** Exercise requirements **
Can you transcribe all of the rows below word for word, leaving out the pictures?

** Given entries **
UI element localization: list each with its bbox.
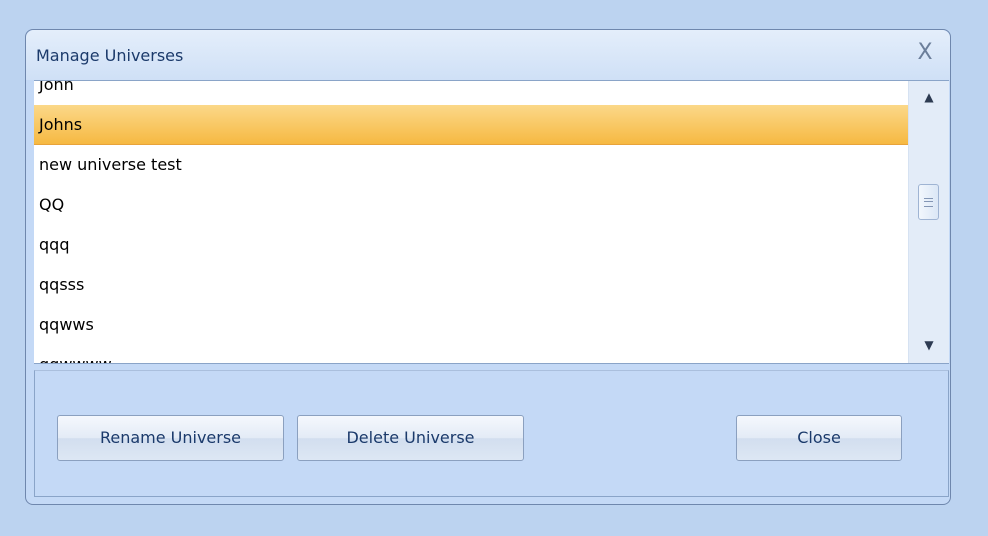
- list-item[interactable]: QQ: [34, 185, 909, 225]
- manage-universes-dialog: Manage Universes X John Johns new univer…: [25, 29, 951, 505]
- universe-listbox[interactable]: John Johns new universe test QQ qqq qqss…: [34, 80, 949, 364]
- list-item-label: Johns: [39, 115, 83, 134]
- list-item[interactable]: qqwwww: [34, 345, 909, 363]
- dialog-title: Manage Universes: [36, 46, 184, 65]
- list-item-label: new universe test: [39, 155, 182, 174]
- title-bar[interactable]: Manage Universes X: [26, 30, 950, 80]
- list-item-selected[interactable]: Johns: [34, 105, 909, 145]
- universe-list: John Johns new universe test QQ qqq qqss…: [34, 80, 909, 363]
- grip-icon: [924, 198, 933, 207]
- scroll-down-arrow-icon[interactable]: ▼: [919, 337, 939, 353]
- list-item[interactable]: qqsss: [34, 265, 909, 305]
- scroll-up-arrow-icon[interactable]: ▲: [919, 89, 939, 105]
- list-item[interactable]: John: [34, 80, 909, 105]
- list-item[interactable]: qqq: [34, 225, 909, 265]
- button-panel: Rename Universe Delete Universe Close: [34, 370, 949, 497]
- list-item[interactable]: new universe test: [34, 145, 909, 185]
- vertical-scrollbar[interactable]: ▲ ▼: [908, 81, 949, 363]
- list-item-label: QQ: [39, 195, 65, 214]
- list-item-label: qqsss: [39, 275, 85, 294]
- list-item-label: qqwwww: [39, 355, 112, 363]
- list-item-label: qqq: [39, 235, 70, 254]
- list-item-label: John: [39, 80, 74, 94]
- delete-universe-button[interactable]: Delete Universe: [297, 415, 524, 461]
- close-icon[interactable]: X: [912, 40, 938, 66]
- scroll-thumb[interactable]: [918, 184, 939, 220]
- list-item[interactable]: qqwws: [34, 305, 909, 345]
- list-item-label: qqwws: [39, 315, 94, 334]
- rename-universe-button[interactable]: Rename Universe: [57, 415, 284, 461]
- close-button[interactable]: Close: [736, 415, 902, 461]
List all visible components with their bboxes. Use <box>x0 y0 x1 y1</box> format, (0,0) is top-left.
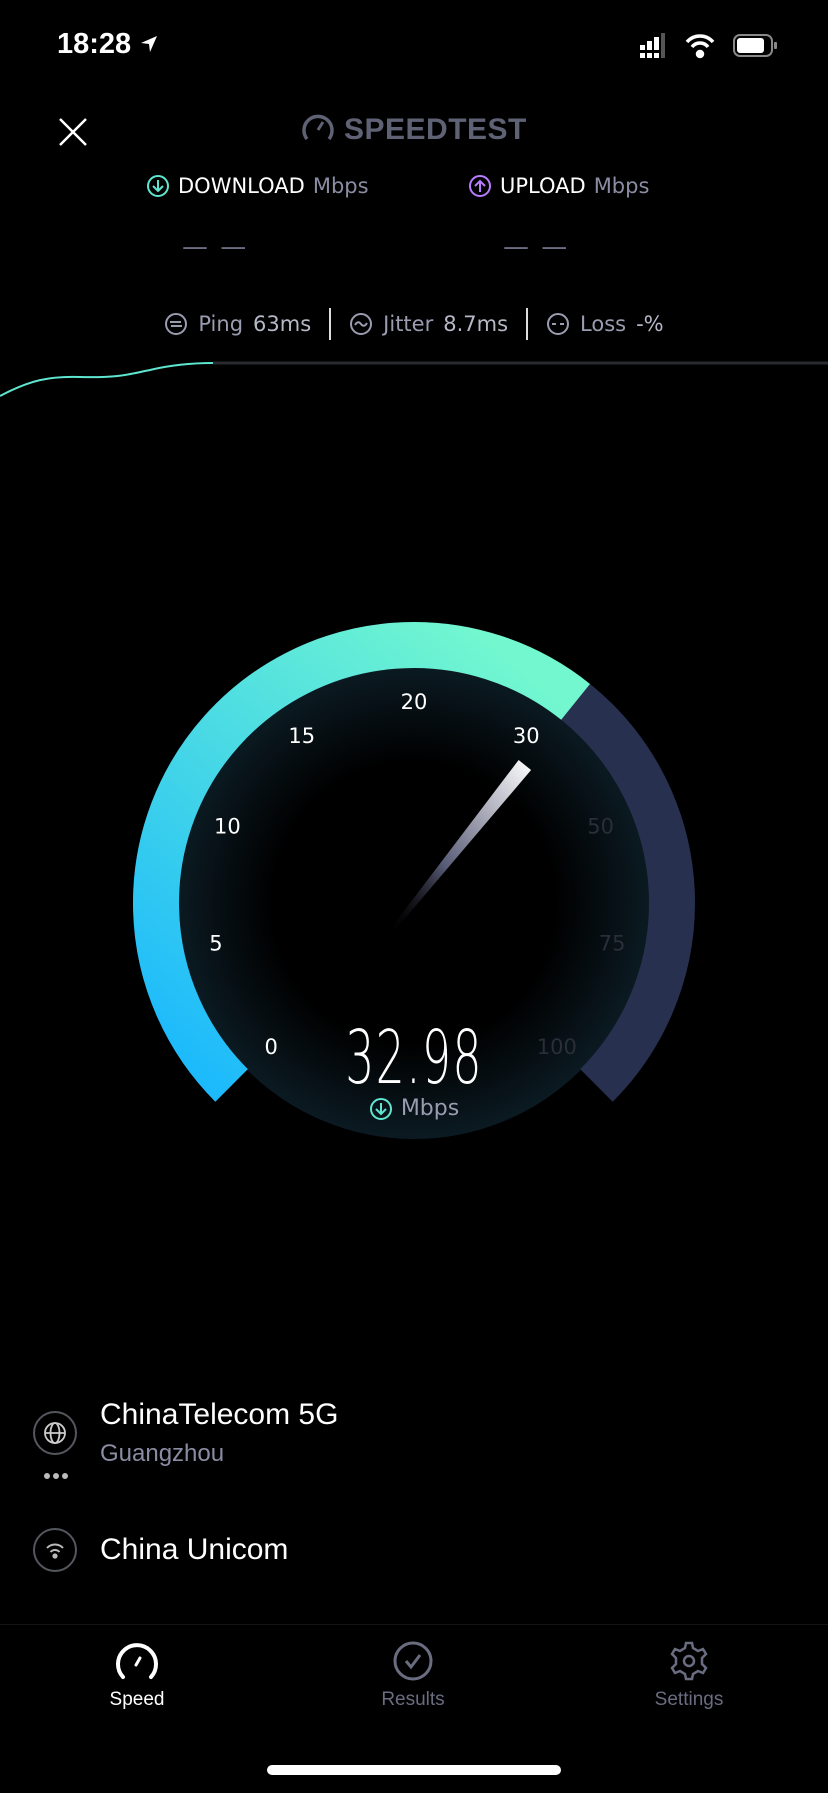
tab-settings[interactable]: Settings <box>609 1641 769 1711</box>
gauge-tick-label: 50 <box>587 815 614 839</box>
gauge-tick-label: 15 <box>288 724 315 748</box>
server-isp[interactable]: ChinaTelecom 5G <box>100 1398 338 1432</box>
speed-unit-text: Mbps <box>400 1096 460 1121</box>
more-icon[interactable] <box>43 1472 69 1480</box>
server-location[interactable]: Guangzhou <box>100 1440 224 1468</box>
tab-results-label: Results <box>381 1689 445 1710</box>
speedometer-icon <box>116 1643 158 1679</box>
speed-value: 32.98 <box>345 1015 483 1101</box>
server-button[interactable] <box>33 1411 77 1455</box>
tab-results[interactable]: Results <box>333 1641 493 1711</box>
globe-icon <box>44 1422 66 1444</box>
check-circle-icon <box>393 1641 433 1681</box>
download-icon <box>369 1097 392 1120</box>
gauge-tick-label: 75 <box>599 931 626 955</box>
gear-icon <box>670 1641 708 1681</box>
tab-speed[interactable]: Speed <box>57 1641 217 1711</box>
speed-unit: Mbps <box>0 1096 828 1121</box>
gauge-tick-label: 30 <box>513 724 540 748</box>
connection-icon-button <box>33 1528 77 1572</box>
gauge-tick-label: 20 <box>401 690 428 714</box>
gauge-tick-label: 5 <box>209 931 222 955</box>
wifi-icon <box>46 1543 64 1559</box>
tab-settings-label: Settings <box>654 1689 724 1710</box>
connection-provider: China Unicom <box>100 1533 289 1566</box>
tab-speed-label: Speed <box>109 1689 165 1710</box>
gauge-tick-label: 10 <box>214 815 241 839</box>
home-indicator[interactable] <box>267 1765 561 1775</box>
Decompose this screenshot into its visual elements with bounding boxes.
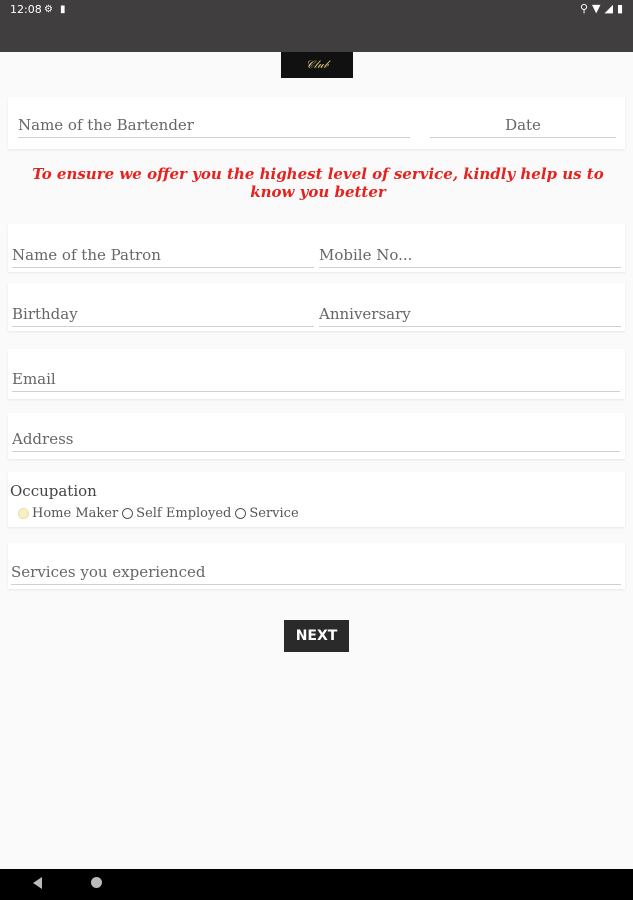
radio-selected-icon[interactable] <box>18 508 29 519</box>
app-logo: 𝒞𝓁𝓊𝒷 <box>281 52 353 78</box>
address-card <box>8 413 625 459</box>
anniversary-input[interactable] <box>319 305 621 323</box>
mobile-field[interactable] <box>319 243 621 268</box>
radio-self-employed[interactable]: Self Employed <box>122 506 231 521</box>
service-notice: To ensure we offer you the highest level… <box>32 165 604 201</box>
mobile-input[interactable] <box>319 246 621 264</box>
dates-card <box>8 283 625 331</box>
status-icons: ⚲ ▼ ◢ ▮ <box>580 2 623 15</box>
date-field[interactable] <box>430 113 616 138</box>
back-icon[interactable] <box>33 877 42 889</box>
next-button[interactable]: NEXT <box>284 620 349 652</box>
signal-icon: ◢ <box>604 2 613 15</box>
logo-icon: 𝒞𝓁𝓊𝒷 <box>305 58 329 71</box>
date-input[interactable] <box>430 116 616 134</box>
app-bar <box>0 20 633 52</box>
address-field[interactable] <box>12 427 620 452</box>
occupation-radio-group: Home Maker Self Employed Service <box>18 506 303 521</box>
status-time: 12:08 <box>10 3 42 16</box>
radio-service[interactable]: Service <box>235 506 299 521</box>
services-input[interactable] <box>11 563 621 581</box>
email-input[interactable] <box>12 370 620 388</box>
radio-empty-icon[interactable] <box>122 508 134 519</box>
navigation-bar <box>0 869 633 900</box>
bartender-name-field[interactable] <box>18 113 410 138</box>
radio-label-home-maker: Home Maker <box>32 506 119 521</box>
birthday-field[interactable] <box>12 302 314 327</box>
radio-label-service: Service <box>249 506 299 521</box>
home-icon[interactable] <box>91 877 102 888</box>
radio-home-maker[interactable]: Home Maker <box>18 506 118 521</box>
address-input[interactable] <box>12 430 620 448</box>
email-field[interactable] <box>12 367 620 392</box>
occupation-card: Occupation Home Maker Self Employed Serv… <box>8 472 625 527</box>
patron-name-input[interactable] <box>12 246 314 264</box>
occupation-label: Occupation <box>10 482 97 500</box>
battery-icon: ▮ <box>616 2 623 15</box>
services-field[interactable] <box>11 560 621 585</box>
gear-icon: ⚙ <box>44 4 53 15</box>
wifi-icon: ▼ <box>592 2 601 15</box>
location-icon: ⚲ <box>579 2 588 15</box>
patron-name-field[interactable] <box>12 243 314 268</box>
bartender-name-input[interactable] <box>18 116 410 134</box>
radio-empty-icon[interactable] <box>235 508 247 519</box>
anniversary-field[interactable] <box>319 302 621 327</box>
radio-label-self-employed: Self Employed <box>136 506 232 521</box>
services-card <box>8 543 625 589</box>
birthday-input[interactable] <box>12 305 314 323</box>
status-bar: 12:08 ⚙ ▮ ⚲ ▼ ◢ ▮ <box>0 0 633 20</box>
patron-card <box>8 224 625 272</box>
sd-card-icon: ▮ <box>60 4 66 15</box>
bartender-card <box>8 97 625 149</box>
email-card <box>8 349 625 399</box>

** Solution below **
UI element localization: list each with its bbox.
- list-item[interactable]: QQ: [34, 185, 909, 225]
- manage-universes-dialog: Manage Universes X John Johns new univer…: [25, 29, 951, 505]
- universe-listbox[interactable]: John Johns new universe test QQ qqq qqss…: [34, 80, 949, 364]
- list-item-label: Johns: [39, 115, 83, 134]
- list-item[interactable]: qqwwww: [34, 345, 909, 363]
- dialog-title: Manage Universes: [36, 46, 184, 65]
- list-item-label: new universe test: [39, 155, 182, 174]
- title-bar[interactable]: Manage Universes X: [26, 30, 950, 80]
- list-item-selected[interactable]: Johns: [34, 105, 909, 145]
- universe-list: John Johns new universe test QQ qqq qqss…: [34, 80, 909, 363]
- grip-icon: [924, 198, 933, 207]
- scroll-down-arrow-icon[interactable]: ▼: [919, 337, 939, 353]
- list-item[interactable]: qqsss: [34, 265, 909, 305]
- scroll-up-arrow-icon[interactable]: ▲: [919, 89, 939, 105]
- list-item[interactable]: John: [34, 80, 909, 105]
- list-item[interactable]: qqq: [34, 225, 909, 265]
- button-panel: Rename Universe Delete Universe Close: [34, 370, 949, 497]
- list-item[interactable]: new universe test: [34, 145, 909, 185]
- vertical-scrollbar[interactable]: ▲ ▼: [908, 81, 949, 363]
- list-item-label: QQ: [39, 195, 65, 214]
- list-item-label: qqsss: [39, 275, 85, 294]
- list-item-label: qqwwww: [39, 355, 112, 363]
- list-item-label: qqq: [39, 235, 70, 254]
- list-item-label: John: [39, 80, 74, 94]
- delete-universe-button[interactable]: Delete Universe: [297, 415, 524, 461]
- close-icon[interactable]: X: [912, 40, 938, 66]
- scroll-thumb[interactable]: [918, 184, 939, 220]
- list-item[interactable]: qqwws: [34, 305, 909, 345]
- list-item-label: qqwws: [39, 315, 94, 334]
- rename-universe-button[interactable]: Rename Universe: [57, 415, 284, 461]
- close-button[interactable]: Close: [736, 415, 902, 461]
List all visible components with their bboxes. Use <box>x0 y0 x1 y1</box> format, (0,0) is top-left.
tab-settings[interactable]: Settings <box>609 1641 769 1711</box>
gauge-tick-label: 50 <box>587 815 614 839</box>
gauge-tick-label: 15 <box>288 724 315 748</box>
server-isp[interactable]: ChinaTelecom 5G <box>100 1398 338 1432</box>
speed-unit-text: Mbps <box>400 1096 460 1121</box>
more-icon[interactable] <box>43 1472 69 1480</box>
server-location[interactable]: Guangzhou <box>100 1440 224 1468</box>
tab-results-label: Results <box>381 1689 445 1710</box>
speedometer-icon <box>116 1643 158 1679</box>
speed-value: 32.98 <box>345 1015 483 1101</box>
server-button[interactable] <box>33 1411 77 1455</box>
tab-results[interactable]: Results <box>333 1641 493 1711</box>
globe-icon <box>44 1422 66 1444</box>
check-circle-icon <box>393 1641 433 1681</box>
download-icon <box>369 1097 392 1120</box>
gauge-tick-label: 75 <box>599 931 626 955</box>
gear-icon <box>670 1641 708 1681</box>
tab-speed[interactable]: Speed <box>57 1641 217 1711</box>
speed-unit: Mbps <box>0 1096 828 1121</box>
gauge-tick-label: 30 <box>513 724 540 748</box>
connection-icon-button <box>33 1528 77 1572</box>
gauge-tick-label: 20 <box>401 690 428 714</box>
gauge-tick-label: 5 <box>209 931 222 955</box>
wifi-icon <box>46 1543 64 1559</box>
tab-settings-label: Settings <box>654 1689 724 1710</box>
connection-provider: China Unicom <box>100 1533 289 1566</box>
tab-speed-label: Speed <box>109 1689 165 1710</box>
gauge-tick-label: 10 <box>214 815 241 839</box>
home-indicator[interactable] <box>267 1765 561 1775</box>
Decompose this screenshot into its visual elements with bounding boxes.
radio-selected-icon[interactable] <box>18 508 29 519</box>
app-logo: 𝒞𝓁𝓊𝒷 <box>281 52 353 78</box>
address-card <box>8 413 625 459</box>
anniversary-input[interactable] <box>319 305 621 323</box>
mobile-field[interactable] <box>319 243 621 268</box>
radio-self-employed[interactable]: Self Employed <box>122 506 231 521</box>
service-notice: To ensure we offer you the highest level… <box>32 165 604 201</box>
mobile-input[interactable] <box>319 246 621 264</box>
dates-card <box>8 283 625 331</box>
status-icons: ⚲ ▼ ◢ ▮ <box>580 2 623 15</box>
date-field[interactable] <box>430 113 616 138</box>
back-icon[interactable] <box>33 877 42 889</box>
next-button[interactable]: NEXT <box>284 620 349 652</box>
signal-icon: ◢ <box>604 2 613 15</box>
logo-icon: 𝒞𝓁𝓊𝒷 <box>305 58 329 71</box>
date-input[interactable] <box>430 116 616 134</box>
app-bar <box>0 20 633 52</box>
address-field[interactable] <box>12 427 620 452</box>
occupation-radio-group: Home Maker Self Employed Service <box>18 506 303 521</box>
status-time: 12:08 <box>10 3 42 16</box>
radio-service[interactable]: Service <box>235 506 299 521</box>
services-input[interactable] <box>11 563 621 581</box>
email-input[interactable] <box>12 370 620 388</box>
radio-empty-icon[interactable] <box>122 508 134 519</box>
navigation-bar <box>0 869 633 900</box>
bartender-name-field[interactable] <box>18 113 410 138</box>
radio-label-home-maker: Home Maker <box>32 506 119 521</box>
birthday-field[interactable] <box>12 302 314 327</box>
radio-label-service: Service <box>249 506 299 521</box>
home-icon[interactable] <box>91 877 102 888</box>
radio-home-maker[interactable]: Home Maker <box>18 506 118 521</box>
address-input[interactable] <box>12 430 620 448</box>
email-field[interactable] <box>12 367 620 392</box>
occupation-card: Occupation Home Maker Self Employed Serv… <box>8 472 625 527</box>
patron-name-input[interactable] <box>12 246 314 264</box>
occupation-label: Occupation <box>10 482 97 500</box>
battery-icon: ▮ <box>616 2 623 15</box>
services-field[interactable] <box>11 560 621 585</box>
gear-icon: ⚙ <box>44 4 53 15</box>
wifi-icon: ▼ <box>592 2 601 15</box>
location-icon: ⚲ <box>579 2 588 15</box>
patron-name-field[interactable] <box>12 243 314 268</box>
bartender-name-input[interactable] <box>18 116 410 134</box>
radio-empty-icon[interactable] <box>235 508 247 519</box>
anniversary-field[interactable] <box>319 302 621 327</box>
radio-label-self-employed: Self Employed <box>136 506 232 521</box>
services-card <box>8 543 625 589</box>
birthday-input[interactable] <box>12 305 314 323</box>
status-bar: 12:08 ⚙ ▮ ⚲ ▼ ◢ ▮ <box>0 0 633 20</box>
patron-card <box>8 224 625 272</box>
sd-card-icon: ▮ <box>60 4 66 15</box>
bartender-card <box>8 97 625 149</box>
email-card <box>8 349 625 399</box>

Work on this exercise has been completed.